>>

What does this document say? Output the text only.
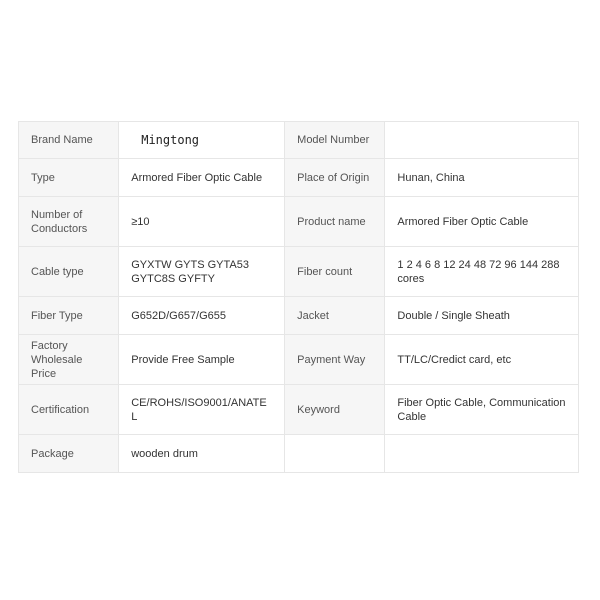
Brand Name	Mingtong	Model Number	
Type	Armored Fiber Optic Cable	Place of Origin	Hunan, China
Number of Conductors	≥10	Product name	Armored Fiber Optic Cable
Cable type	GYXTW GYTS GYTA53 GYTC8S GYFTY	Fiber count	1 2 4 6 8 12 24 48 72 96 144 288 cores
Fiber Type	G652D/G657/G655	Jacket	Double / Single Sheath
Factory Wholesale Price	Provide Free Sample	Payment Way	TT/LC/Credict card, etc
Certification	CE/ROHS/ISO9001/ANATEL	Keyword	Fiber Optic Cable, Communication Cable
Package	wooden drum		
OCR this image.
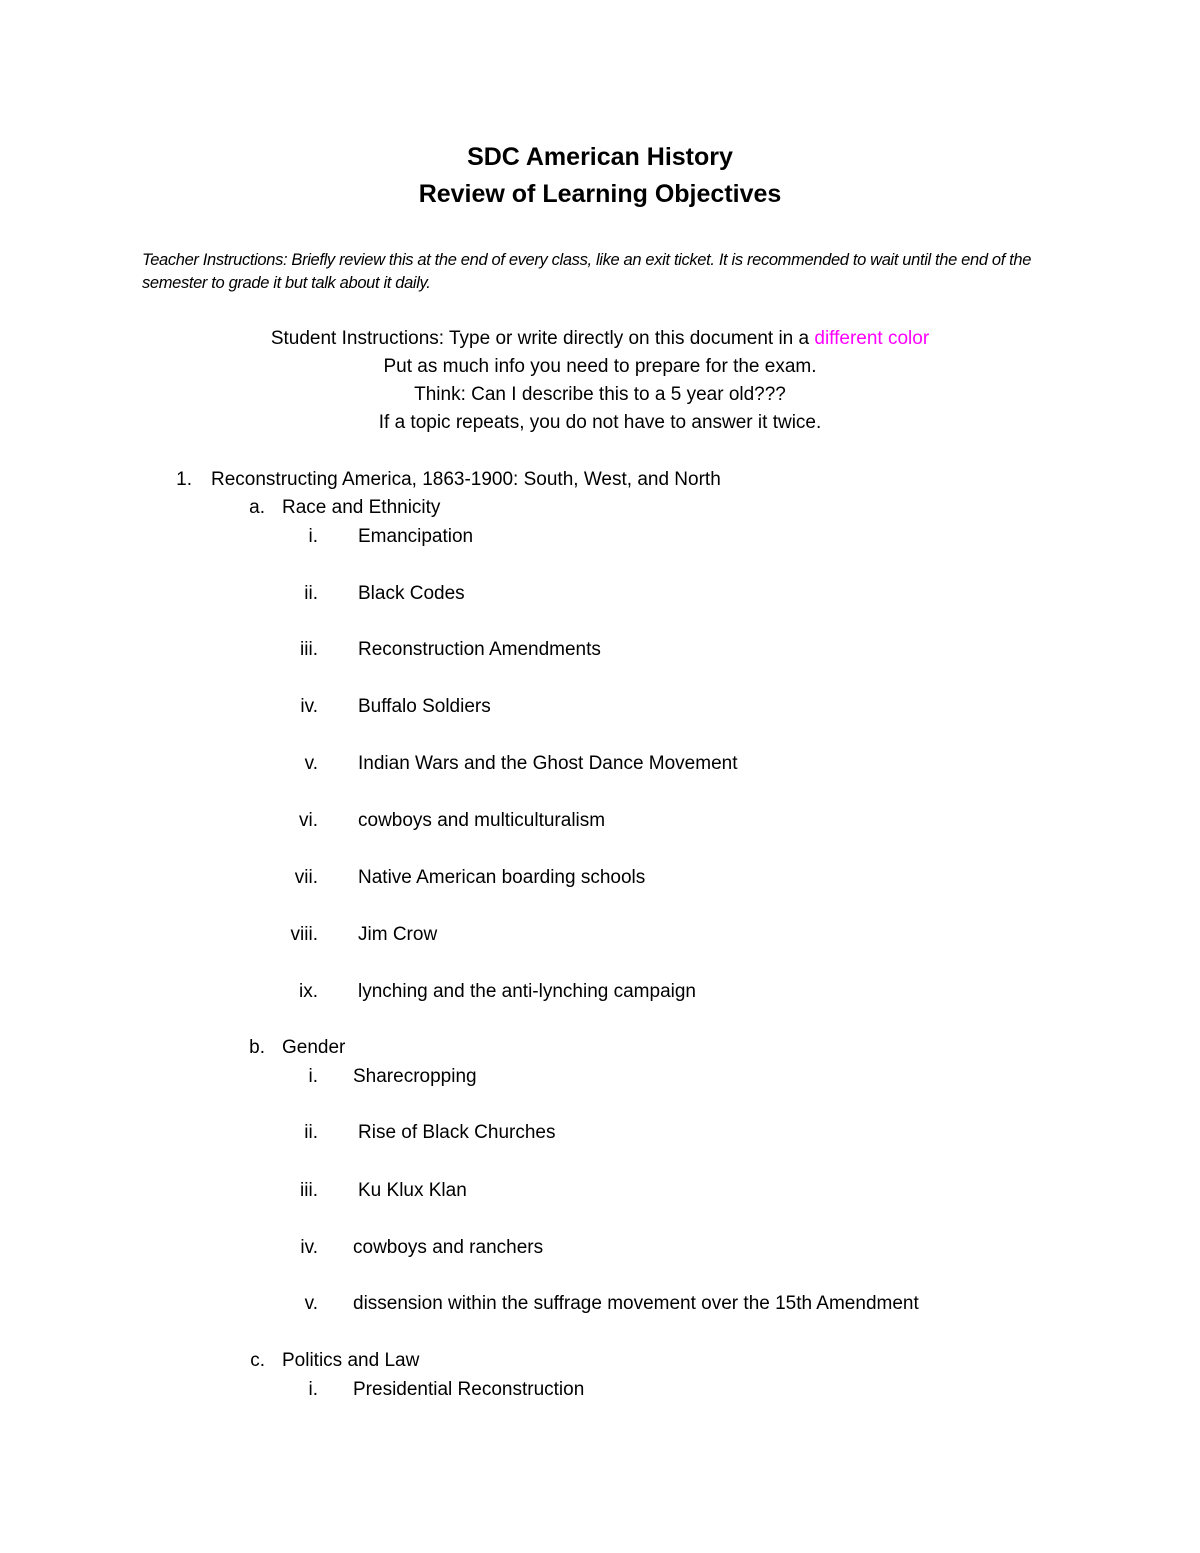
SDC American History
Review of Learning Objectives
Teacher Instructions: Briefly review this at the end of every class, like an exit ticket. It is recommended to wait until the end of the semester to grade it but talk about it daily.
Student Instructions: Type or write directly on this document in a different color
Put as much info you need to prepare for the exam.
Think: Can I describe this to a 5 year old???
If a topic repeats, you do not have to answer it twice.
1. Reconstructing America, 1863-1900: South, West, and North
a. Race and Ethnicity
i. Emancipation
ii. Black Codes
iii. Reconstruction Amendments
iv. Buffalo Soldiers
v. Indian Wars and the Ghost Dance Movement
vi. cowboys and multiculturalism
vii. Native American boarding schools
viii. Jim Crow
ix. lynching and the anti-lynching campaign
b. Gender
i. Sharecropping
ii. Rise of Black Churches
iii. Ku Klux Klan
iv. cowboys and ranchers
v. dissension within the suffrage movement over the 15th Amendment
c. Politics and Law
i. Presidential Reconstruction
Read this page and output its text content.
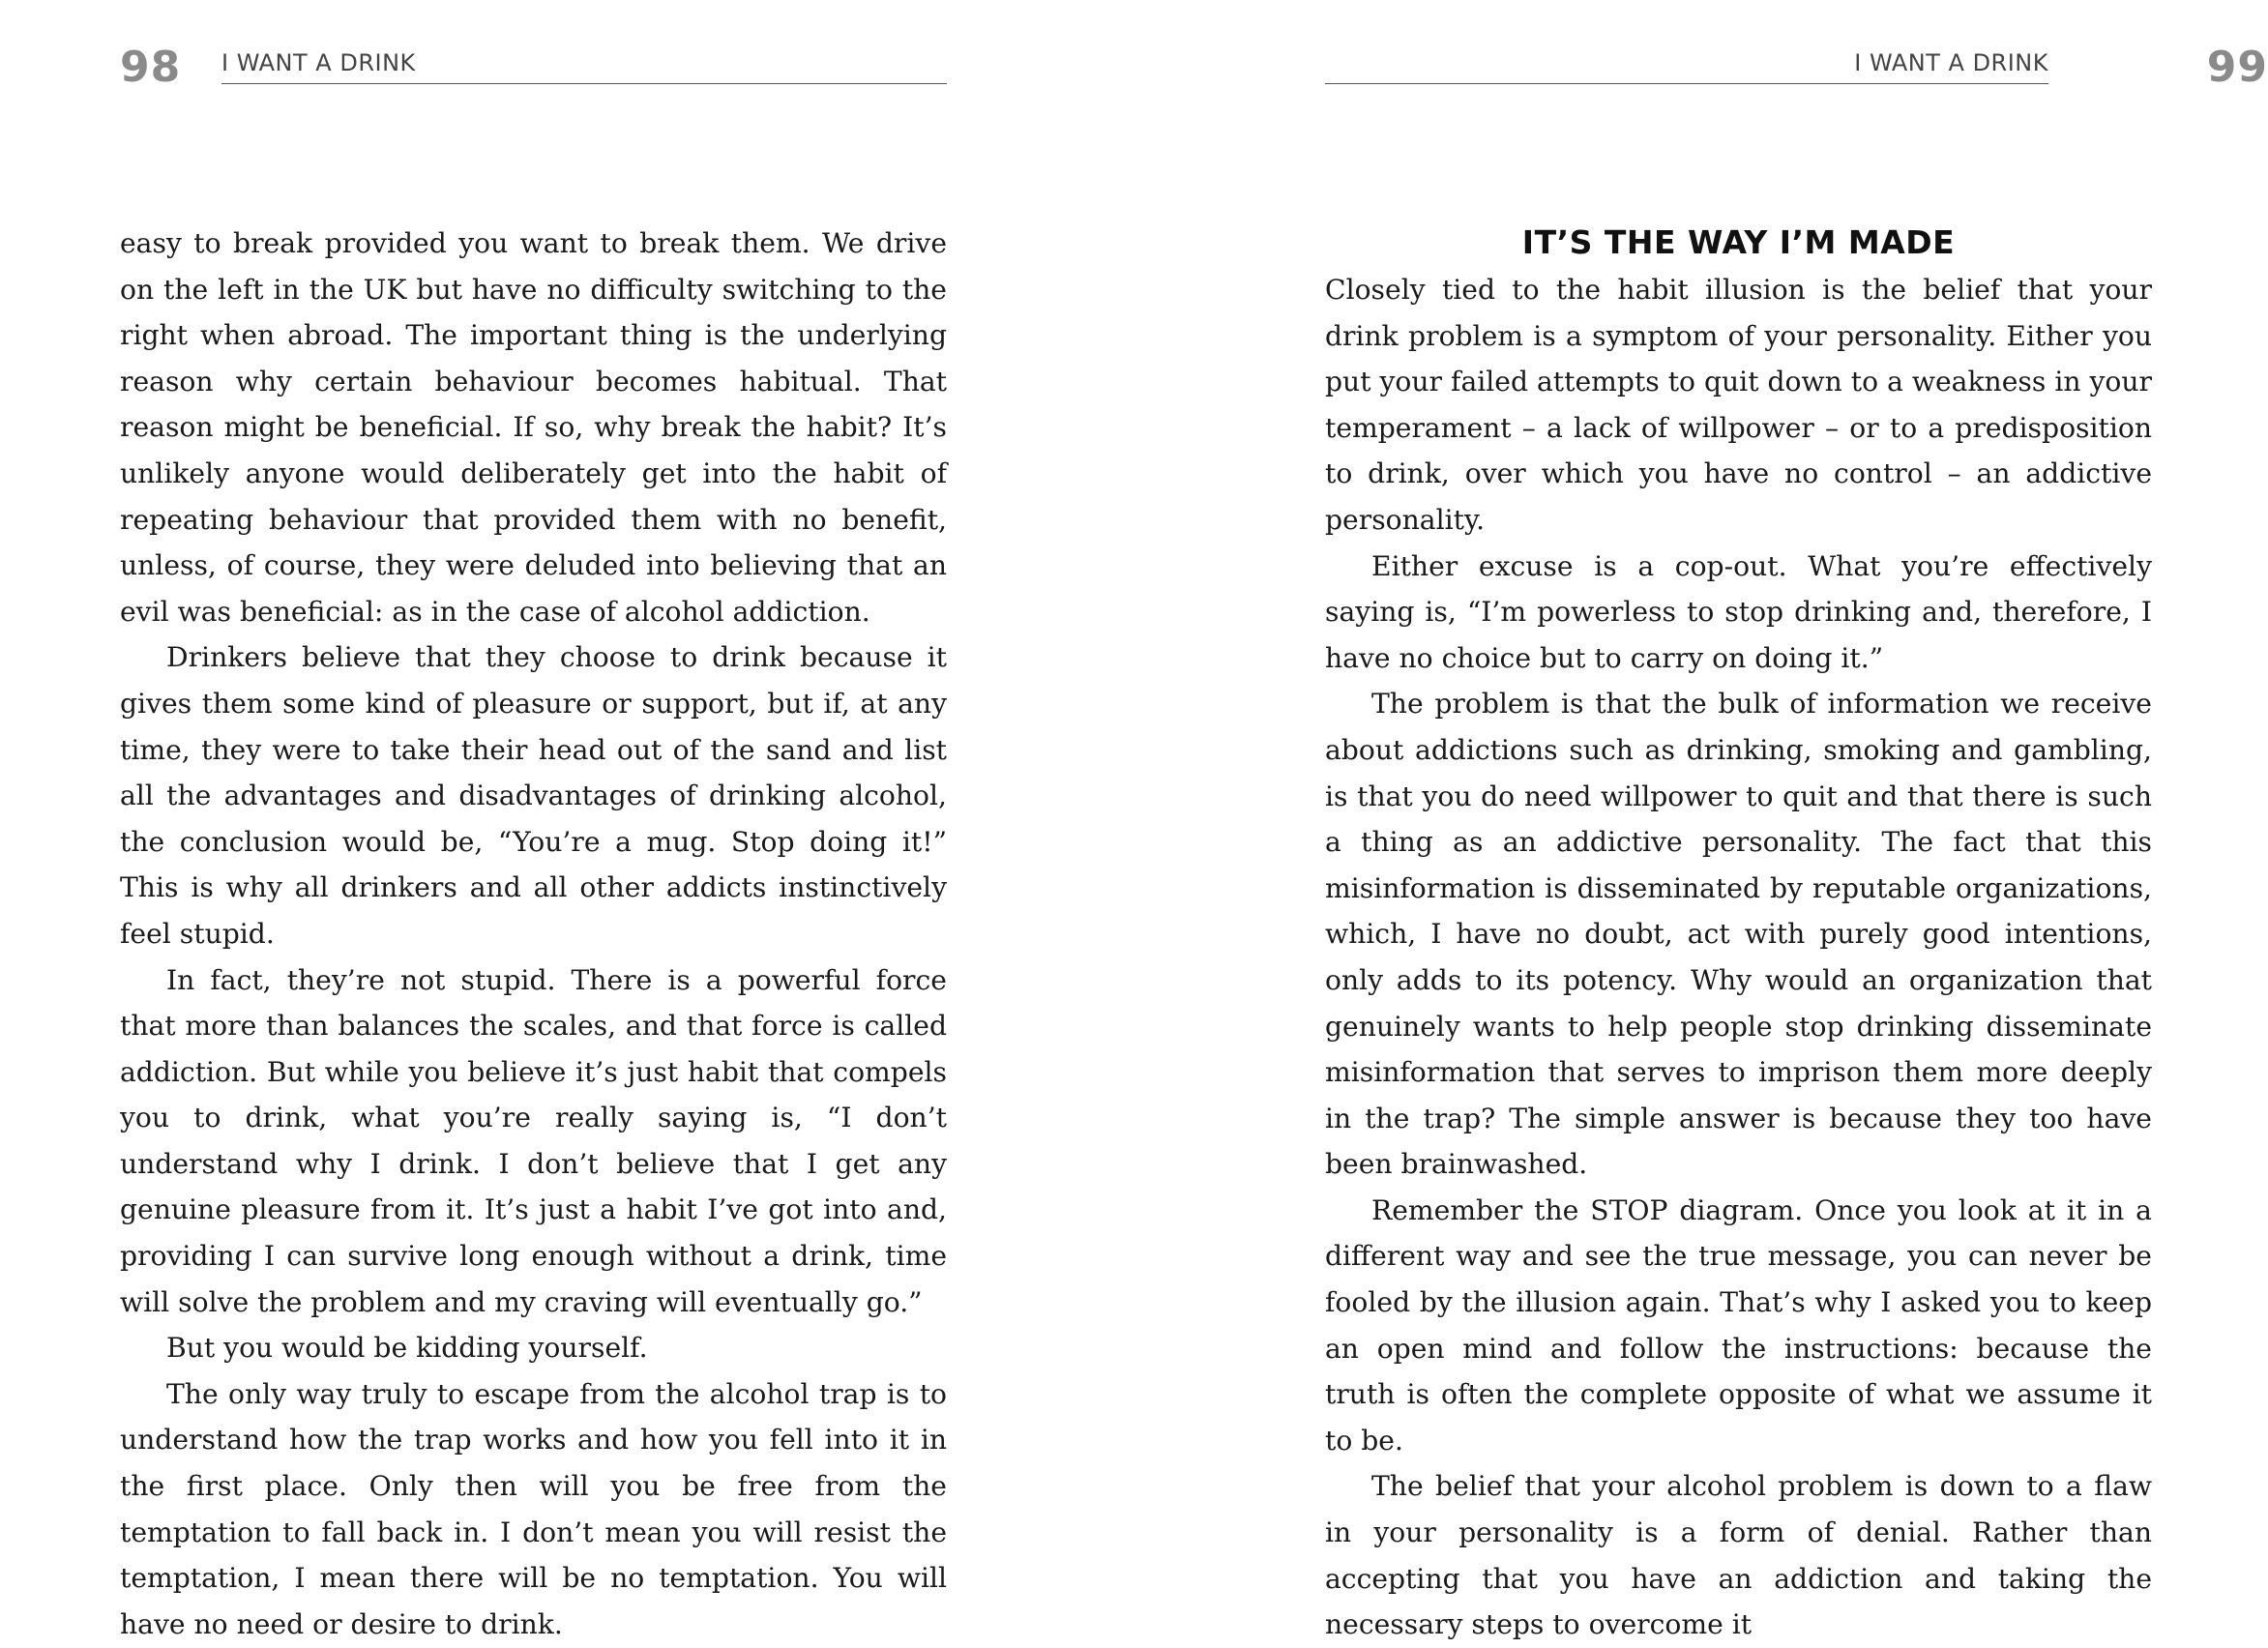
98 I WANT A DRINK

easy to break provided you want to break them. We drive on the left in the UK but have no difficulty switching to the right when abroad. The important thing is the underlying reason why certain behaviour becomes habitual. That reason might be beneficial. If so, why break the habit? It’s unlikely anyone would deliberately get into the habit of repeating behaviour that provided them with no benefit, unless, of course, they were deluded into believing that an evil was beneficial: as in the case of alcohol addiction.

Drinkers believe that they choose to drink because it gives them some kind of pleasure or support, but if, at any time, they were to take their head out of the sand and list all the advantages and disadvantages of drinking alcohol, the conclusion would be, “You’re a mug. Stop doing it!” This is why all drinkers and all other addicts instinctively feel stupid.

In fact, they’re not stupid. There is a powerful force that more than balances the scales, and that force is called addiction. But while you believe it’s just habit that compels you to drink, what you’re really saying is, “I don’t understand why I drink. I don’t believe that I get any genuine pleasure from it. It’s just a habit I’ve got into and, providing I can survive long enough without a drink, time will solve the problem and my craving will eventually go.”

But you would be kidding yourself.

The only way truly to escape from the alcohol trap is to understand how the trap works and how you fell into it in the first place. Only then will you be free from the temptation to fall back in. I don’t mean you will resist the temptation, I mean there will be no temptation. You will have no need or desire to drink.

I WANT A DRINK	99
IT’S THE WAY I’M MADE

Closely tied to the habit illusion is the belief that your drink problem is a symptom of your personality. Either you put your failed attempts to quit down to a weakness in your temperament – a lack of willpower – or to a predisposition to drink, over which you have no control – an addictive personality.

Either excuse is a cop-out. What you’re effectively saying is, “I’m powerless to stop drinking and, therefore, I have no choice but to carry on doing it.”

The problem is that the bulk of information we receive about addictions such as drinking, smoking and gambling, is that you do need willpower to quit and that there is such a thing as an addictive personality. The fact that this misinformation is disseminated by reputable organizations, which, I have no doubt, act with purely good intentions, only adds to its potency. Why would an organization that genuinely wants to help people stop drinking disseminate misinformation that serves to imprison them more deeply in the trap? The simple answer is because they too have been brainwashed.

Remember the STOP diagram. Once you look at it in a different way and see the true message, you can never be fooled by the illusion again. That’s why I asked you to keep an open mind and follow the instructions: because the truth is often the complete opposite of what we assume it to be.

The belief that your alcohol problem is down to a flaw in your personality is a form of denial. Rather than accepting that you have an addiction and taking the necessary steps to overcome it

<<

Set task: Copy every record above exactly as written, but leave out the pictures.

Response:
What does this document say? Output the text only.
Brand Name	Mingtong	Model Number	
Type	Armored Fiber Optic Cable	Place of Origin	Hunan, China
Number of Conductors	≥10	Product name	Armored Fiber Optic Cable
Cable type	GYXTW GYTS GYTA53 GYTC8S GYFTY	Fiber count	1 2 4 6 8 12 24 48 72 96 144 288 cores
Fiber Type	G652D/G657/G655	Jacket	Double / Single Sheath
Factory Wholesale Price	Provide Free Sample	Payment Way	TT/LC/Credict card, etc
Certification	CE/ROHS/ISO9001/ANATEL	Keyword	Fiber Optic Cable, Communication Cable
Package	wooden drum		
OCR this image.
SDC American History
Review of Learning Objectives
Teacher Instructions: Briefly review this at the end of every class, like an exit ticket. It is recommended to wait until the end of the semester to grade it but talk about it daily.
Student Instructions: Type or write directly on this document in a different color
Put as much info you need to prepare for the exam.
Think: Can I describe this to a 5 year old???
If a topic repeats, you do not have to answer it twice.
1. Reconstructing America, 1863-1900: South, West, and North
a. Race and Ethnicity
i. Emancipation
ii. Black Codes
iii. Reconstruction Amendments
iv. Buffalo Soldiers
v. Indian Wars and the Ghost Dance Movement
vi. cowboys and multiculturalism
vii. Native American boarding schools
viii. Jim Crow
ix. lynching and the anti-lynching campaign
b. Gender
i. Sharecropping
ii. Rise of Black Churches
iii. Ku Klux Klan
iv. cowboys and ranchers
v. dissension within the suffrage movement over the 15th Amendment
c. Politics and Law
i. Presidential Reconstruction
Read this page and output its text content.
98 I WANT A DRINK

easy to break provided you want to break them. We drive on the left in the UK but have no difficulty switching to the right when abroad. The important thing is the underlying reason why certain behaviour becomes habitual. That reason might be beneficial. If so, why break the habit? It’s unlikely anyone would deliberately get into the habit of repeating behaviour that provided them with no benefit, unless, of course, they were deluded into believing that an evil was beneficial: as in the case of alcohol addiction.

Drinkers believe that they choose to drink because it gives them some kind of pleasure or support, but if, at any time, they were to take their head out of the sand and list all the advantages and disadvantages of drinking alcohol, the conclusion would be, “You’re a mug. Stop doing it!” This is why all drinkers and all other addicts instinctively feel stupid.

In fact, they’re not stupid. There is a powerful force that more than balances the scales, and that force is called addiction. But while you believe it’s just habit that compels you to drink, what you’re really saying is, “I don’t understand why I drink. I don’t believe that I get any genuine pleasure from it. It’s just a habit I’ve got into and, providing I can survive long enough without a drink, time will solve the problem and my craving will eventually go.”

But you would be kidding yourself.

The only way truly to escape from the alcohol trap is to understand how the trap works and how you fell into it in the first place. Only then will you be free from the temptation to fall back in. I don’t mean you will resist the temptation, I mean there will be no temptation. You will have no need or desire to drink.

I WANT A DRINK	99
IT’S THE WAY I’M MADE

Closely tied to the habit illusion is the belief that your drink problem is a symptom of your personality. Either you put your failed attempts to quit down to a weakness in your temperament – a lack of willpower – or to a predisposition to drink, over which you have no control – an addictive personality.

Either excuse is a cop-out. What you’re effectively saying is, “I’m powerless to stop drinking and, therefore, I have no choice but to carry on doing it.”

The problem is that the bulk of information we receive about addictions such as drinking, smoking and gambling, is that you do need willpower to quit and that there is such a thing as an addictive personality. The fact that this misinformation is disseminated by reputable organizations, which, I have no doubt, act with purely good intentions, only adds to its potency. Why would an organization that genuinely wants to help people stop drinking disseminate misinformation that serves to imprison them more deeply in the trap? The simple answer is because they too have been brainwashed.

Remember the STOP diagram. Once you look at it in a different way and see the true message, you can never be fooled by the illusion again. That’s why I asked you to keep an open mind and follow the instructions: because the truth is often the complete opposite of what we assume it to be.

The belief that your alcohol problem is down to a flaw in your personality is a form of denial. Rather than accepting that you have an addiction and taking the necessary steps to overcome it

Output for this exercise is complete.